## Problem to work on:
In your copy, leave out the pictures; write out all the data exactly.

## Figure collection entries:
▶

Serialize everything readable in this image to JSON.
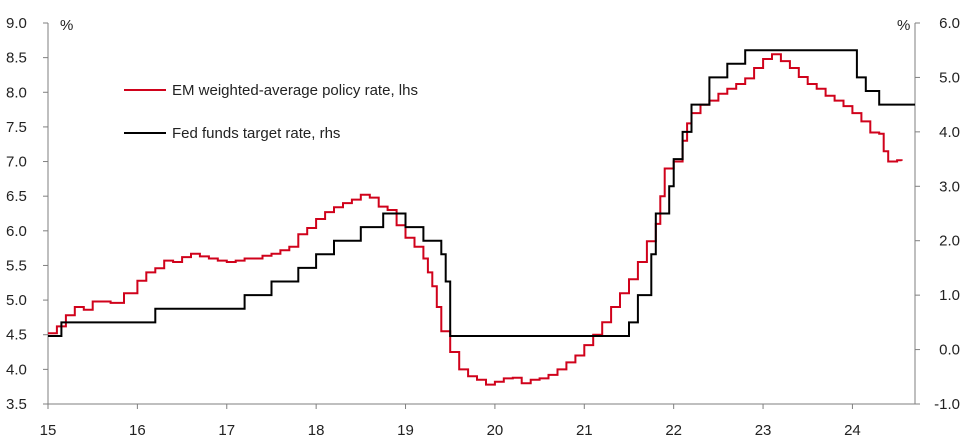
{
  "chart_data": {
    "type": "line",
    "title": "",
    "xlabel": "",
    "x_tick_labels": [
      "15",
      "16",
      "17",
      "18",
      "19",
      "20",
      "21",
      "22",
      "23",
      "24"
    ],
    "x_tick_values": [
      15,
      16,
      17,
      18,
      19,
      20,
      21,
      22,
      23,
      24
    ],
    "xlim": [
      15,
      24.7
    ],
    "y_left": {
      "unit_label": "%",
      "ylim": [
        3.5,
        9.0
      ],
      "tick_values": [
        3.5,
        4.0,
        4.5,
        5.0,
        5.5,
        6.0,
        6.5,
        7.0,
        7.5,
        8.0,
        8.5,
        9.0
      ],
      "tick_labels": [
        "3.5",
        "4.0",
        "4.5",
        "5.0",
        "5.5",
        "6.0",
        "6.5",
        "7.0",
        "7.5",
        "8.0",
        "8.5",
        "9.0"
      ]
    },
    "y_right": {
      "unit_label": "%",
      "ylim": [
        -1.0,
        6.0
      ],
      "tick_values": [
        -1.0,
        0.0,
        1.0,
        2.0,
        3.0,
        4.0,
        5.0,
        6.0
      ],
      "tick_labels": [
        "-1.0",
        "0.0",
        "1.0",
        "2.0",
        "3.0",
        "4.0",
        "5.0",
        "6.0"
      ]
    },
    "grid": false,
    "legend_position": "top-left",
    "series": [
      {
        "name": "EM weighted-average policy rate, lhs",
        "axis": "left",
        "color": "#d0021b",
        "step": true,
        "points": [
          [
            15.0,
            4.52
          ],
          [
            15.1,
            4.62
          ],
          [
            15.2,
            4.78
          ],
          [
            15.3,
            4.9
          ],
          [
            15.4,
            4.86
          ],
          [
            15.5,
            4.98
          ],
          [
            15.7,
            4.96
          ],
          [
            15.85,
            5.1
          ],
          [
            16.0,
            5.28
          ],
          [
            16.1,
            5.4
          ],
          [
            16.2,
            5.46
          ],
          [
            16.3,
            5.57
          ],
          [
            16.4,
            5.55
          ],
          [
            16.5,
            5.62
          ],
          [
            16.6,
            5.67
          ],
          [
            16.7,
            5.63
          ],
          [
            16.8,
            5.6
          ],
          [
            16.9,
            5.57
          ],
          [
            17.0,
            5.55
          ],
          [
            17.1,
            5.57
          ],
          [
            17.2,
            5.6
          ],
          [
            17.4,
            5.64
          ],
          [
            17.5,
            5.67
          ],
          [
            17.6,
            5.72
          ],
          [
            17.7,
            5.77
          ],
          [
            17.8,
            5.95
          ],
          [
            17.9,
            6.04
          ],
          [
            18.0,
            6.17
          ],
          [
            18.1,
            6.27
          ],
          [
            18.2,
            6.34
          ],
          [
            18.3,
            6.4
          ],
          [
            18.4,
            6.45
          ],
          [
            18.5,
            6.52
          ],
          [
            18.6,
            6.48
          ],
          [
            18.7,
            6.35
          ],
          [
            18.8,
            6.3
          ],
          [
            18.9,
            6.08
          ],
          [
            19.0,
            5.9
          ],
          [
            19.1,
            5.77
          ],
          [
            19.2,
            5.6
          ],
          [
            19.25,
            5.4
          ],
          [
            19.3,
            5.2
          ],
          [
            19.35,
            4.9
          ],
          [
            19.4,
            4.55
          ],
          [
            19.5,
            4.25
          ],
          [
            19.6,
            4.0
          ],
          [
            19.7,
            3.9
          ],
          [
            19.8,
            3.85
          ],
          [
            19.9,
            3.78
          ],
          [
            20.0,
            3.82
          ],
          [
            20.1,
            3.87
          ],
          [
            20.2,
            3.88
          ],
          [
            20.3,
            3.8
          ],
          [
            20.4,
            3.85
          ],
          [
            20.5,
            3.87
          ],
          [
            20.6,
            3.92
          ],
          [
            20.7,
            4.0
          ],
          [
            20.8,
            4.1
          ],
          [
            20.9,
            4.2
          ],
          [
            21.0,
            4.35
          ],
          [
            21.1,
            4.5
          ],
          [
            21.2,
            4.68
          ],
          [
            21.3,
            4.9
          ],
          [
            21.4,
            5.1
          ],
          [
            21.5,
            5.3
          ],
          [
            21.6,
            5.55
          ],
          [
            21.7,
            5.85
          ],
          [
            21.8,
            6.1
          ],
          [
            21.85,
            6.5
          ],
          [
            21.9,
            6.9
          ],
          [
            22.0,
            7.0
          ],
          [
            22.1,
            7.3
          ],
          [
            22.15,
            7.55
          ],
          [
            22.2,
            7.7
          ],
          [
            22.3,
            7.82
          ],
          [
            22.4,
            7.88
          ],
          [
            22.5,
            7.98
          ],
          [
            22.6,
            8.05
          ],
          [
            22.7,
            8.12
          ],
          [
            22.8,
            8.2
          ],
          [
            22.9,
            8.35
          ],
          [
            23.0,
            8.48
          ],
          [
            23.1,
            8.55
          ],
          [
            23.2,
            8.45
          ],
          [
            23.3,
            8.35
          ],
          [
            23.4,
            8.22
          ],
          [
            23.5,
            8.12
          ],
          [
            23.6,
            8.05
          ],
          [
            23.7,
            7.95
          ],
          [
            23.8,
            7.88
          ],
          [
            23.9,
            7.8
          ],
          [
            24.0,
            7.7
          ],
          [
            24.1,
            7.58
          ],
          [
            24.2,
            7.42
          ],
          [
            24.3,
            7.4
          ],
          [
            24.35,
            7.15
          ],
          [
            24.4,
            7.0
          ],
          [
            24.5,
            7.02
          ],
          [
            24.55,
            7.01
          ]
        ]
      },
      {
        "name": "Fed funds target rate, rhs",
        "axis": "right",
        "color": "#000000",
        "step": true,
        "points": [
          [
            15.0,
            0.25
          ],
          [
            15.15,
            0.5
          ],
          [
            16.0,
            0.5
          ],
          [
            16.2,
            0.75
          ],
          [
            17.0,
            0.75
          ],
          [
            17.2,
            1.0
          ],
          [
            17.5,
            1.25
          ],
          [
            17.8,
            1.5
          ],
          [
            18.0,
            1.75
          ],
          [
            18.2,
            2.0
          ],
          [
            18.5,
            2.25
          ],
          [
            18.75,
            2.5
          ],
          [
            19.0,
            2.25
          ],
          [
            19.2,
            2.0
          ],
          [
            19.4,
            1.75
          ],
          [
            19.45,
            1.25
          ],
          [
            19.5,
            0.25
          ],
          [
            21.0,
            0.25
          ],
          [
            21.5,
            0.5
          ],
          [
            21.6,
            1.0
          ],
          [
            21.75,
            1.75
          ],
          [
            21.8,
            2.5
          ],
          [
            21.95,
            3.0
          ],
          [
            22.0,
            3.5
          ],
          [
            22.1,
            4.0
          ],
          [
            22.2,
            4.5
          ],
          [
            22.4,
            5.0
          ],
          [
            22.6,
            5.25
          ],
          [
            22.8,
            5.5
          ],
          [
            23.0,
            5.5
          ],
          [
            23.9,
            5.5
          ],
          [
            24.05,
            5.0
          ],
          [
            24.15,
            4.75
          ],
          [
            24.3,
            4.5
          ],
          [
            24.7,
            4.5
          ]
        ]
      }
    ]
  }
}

◀

## Expected output:
Serialize everything readable in this image to JSON.
{
  "chart_data": {
    "type": "line",
    "title": "",
    "xlabel": "",
    "x_tick_labels": [
      "15",
      "16",
      "17",
      "18",
      "19",
      "20",
      "21",
      "22",
      "23",
      "24"
    ],
    "x_tick_values": [
      15,
      16,
      17,
      18,
      19,
      20,
      21,
      22,
      23,
      24
    ],
    "xlim": [
      15,
      24.7
    ],
    "y_left": {
      "unit_label": "%",
      "ylim": [
        3.5,
        9.0
      ],
      "tick_values": [
        3.5,
        4.0,
        4.5,
        5.0,
        5.5,
        6.0,
        6.5,
        7.0,
        7.5,
        8.0,
        8.5,
        9.0
      ],
      "tick_labels": [
        "3.5",
        "4.0",
        "4.5",
        "5.0",
        "5.5",
        "6.0",
        "6.5",
        "7.0",
        "7.5",
        "8.0",
        "8.5",
        "9.0"
      ]
    },
    "y_right": {
      "unit_label": "%",
      "ylim": [
        -1.0,
        6.0
      ],
      "tick_values": [
        -1.0,
        0.0,
        1.0,
        2.0,
        3.0,
        4.0,
        5.0,
        6.0
      ],
      "tick_labels": [
        "-1.0",
        "0.0",
        "1.0",
        "2.0",
        "3.0",
        "4.0",
        "5.0",
        "6.0"
      ]
    },
    "grid": false,
    "legend_position": "top-left",
    "series": [
      {
        "name": "EM weighted-average policy rate, lhs",
        "axis": "left",
        "color": "#d0021b",
        "step": true,
        "points": [
          [
            15.0,
            4.52
          ],
          [
            15.1,
            4.62
          ],
          [
            15.2,
            4.78
          ],
          [
            15.3,
            4.9
          ],
          [
            15.4,
            4.86
          ],
          [
            15.5,
            4.98
          ],
          [
            15.7,
            4.96
          ],
          [
            15.85,
            5.1
          ],
          [
            16.0,
            5.28
          ],
          [
            16.1,
            5.4
          ],
          [
            16.2,
            5.46
          ],
          [
            16.3,
            5.57
          ],
          [
            16.4,
            5.55
          ],
          [
            16.5,
            5.62
          ],
          [
            16.6,
            5.67
          ],
          [
            16.7,
            5.63
          ],
          [
            16.8,
            5.6
          ],
          [
            16.9,
            5.57
          ],
          [
            17.0,
            5.55
          ],
          [
            17.1,
            5.57
          ],
          [
            17.2,
            5.6
          ],
          [
            17.4,
            5.64
          ],
          [
            17.5,
            5.67
          ],
          [
            17.6,
            5.72
          ],
          [
            17.7,
            5.77
          ],
          [
            17.8,
            5.95
          ],
          [
            17.9,
            6.04
          ],
          [
            18.0,
            6.17
          ],
          [
            18.1,
            6.27
          ],
          [
            18.2,
            6.34
          ],
          [
            18.3,
            6.4
          ],
          [
            18.4,
            6.45
          ],
          [
            18.5,
            6.52
          ],
          [
            18.6,
            6.48
          ],
          [
            18.7,
            6.35
          ],
          [
            18.8,
            6.3
          ],
          [
            18.9,
            6.08
          ],
          [
            19.0,
            5.9
          ],
          [
            19.1,
            5.77
          ],
          [
            19.2,
            5.6
          ],
          [
            19.25,
            5.4
          ],
          [
            19.3,
            5.2
          ],
          [
            19.35,
            4.9
          ],
          [
            19.4,
            4.55
          ],
          [
            19.5,
            4.25
          ],
          [
            19.6,
            4.0
          ],
          [
            19.7,
            3.9
          ],
          [
            19.8,
            3.85
          ],
          [
            19.9,
            3.78
          ],
          [
            20.0,
            3.82
          ],
          [
            20.1,
            3.87
          ],
          [
            20.2,
            3.88
          ],
          [
            20.3,
            3.8
          ],
          [
            20.4,
            3.85
          ],
          [
            20.5,
            3.87
          ],
          [
            20.6,
            3.92
          ],
          [
            20.7,
            4.0
          ],
          [
            20.8,
            4.1
          ],
          [
            20.9,
            4.2
          ],
          [
            21.0,
            4.35
          ],
          [
            21.1,
            4.5
          ],
          [
            21.2,
            4.68
          ],
          [
            21.3,
            4.9
          ],
          [
            21.4,
            5.1
          ],
          [
            21.5,
            5.3
          ],
          [
            21.6,
            5.55
          ],
          [
            21.7,
            5.85
          ],
          [
            21.8,
            6.1
          ],
          [
            21.85,
            6.5
          ],
          [
            21.9,
            6.9
          ],
          [
            22.0,
            7.0
          ],
          [
            22.1,
            7.3
          ],
          [
            22.15,
            7.55
          ],
          [
            22.2,
            7.7
          ],
          [
            22.3,
            7.82
          ],
          [
            22.4,
            7.88
          ],
          [
            22.5,
            7.98
          ],
          [
            22.6,
            8.05
          ],
          [
            22.7,
            8.12
          ],
          [
            22.8,
            8.2
          ],
          [
            22.9,
            8.35
          ],
          [
            23.0,
            8.48
          ],
          [
            23.1,
            8.55
          ],
          [
            23.2,
            8.45
          ],
          [
            23.3,
            8.35
          ],
          [
            23.4,
            8.22
          ],
          [
            23.5,
            8.12
          ],
          [
            23.6,
            8.05
          ],
          [
            23.7,
            7.95
          ],
          [
            23.8,
            7.88
          ],
          [
            23.9,
            7.8
          ],
          [
            24.0,
            7.7
          ],
          [
            24.1,
            7.58
          ],
          [
            24.2,
            7.42
          ],
          [
            24.3,
            7.4
          ],
          [
            24.35,
            7.15
          ],
          [
            24.4,
            7.0
          ],
          [
            24.5,
            7.02
          ],
          [
            24.55,
            7.01
          ]
        ]
      },
      {
        "name": "Fed funds target rate, rhs",
        "axis": "right",
        "color": "#000000",
        "step": true,
        "points": [
          [
            15.0,
            0.25
          ],
          [
            15.15,
            0.5
          ],
          [
            16.0,
            0.5
          ],
          [
            16.2,
            0.75
          ],
          [
            17.0,
            0.75
          ],
          [
            17.2,
            1.0
          ],
          [
            17.5,
            1.25
          ],
          [
            17.8,
            1.5
          ],
          [
            18.0,
            1.75
          ],
          [
            18.2,
            2.0
          ],
          [
            18.5,
            2.25
          ],
          [
            18.75,
            2.5
          ],
          [
            19.0,
            2.25
          ],
          [
            19.2,
            2.0
          ],
          [
            19.4,
            1.75
          ],
          [
            19.45,
            1.25
          ],
          [
            19.5,
            0.25
          ],
          [
            21.0,
            0.25
          ],
          [
            21.5,
            0.5
          ],
          [
            21.6,
            1.0
          ],
          [
            21.75,
            1.75
          ],
          [
            21.8,
            2.5
          ],
          [
            21.95,
            3.0
          ],
          [
            22.0,
            3.5
          ],
          [
            22.1,
            4.0
          ],
          [
            22.2,
            4.5
          ],
          [
            22.4,
            5.0
          ],
          [
            22.6,
            5.25
          ],
          [
            22.8,
            5.5
          ],
          [
            23.0,
            5.5
          ],
          [
            23.9,
            5.5
          ],
          [
            24.05,
            5.0
          ],
          [
            24.15,
            4.75
          ],
          [
            24.3,
            4.5
          ],
          [
            24.7,
            4.5
          ]
        ]
      }
    ]
  }
}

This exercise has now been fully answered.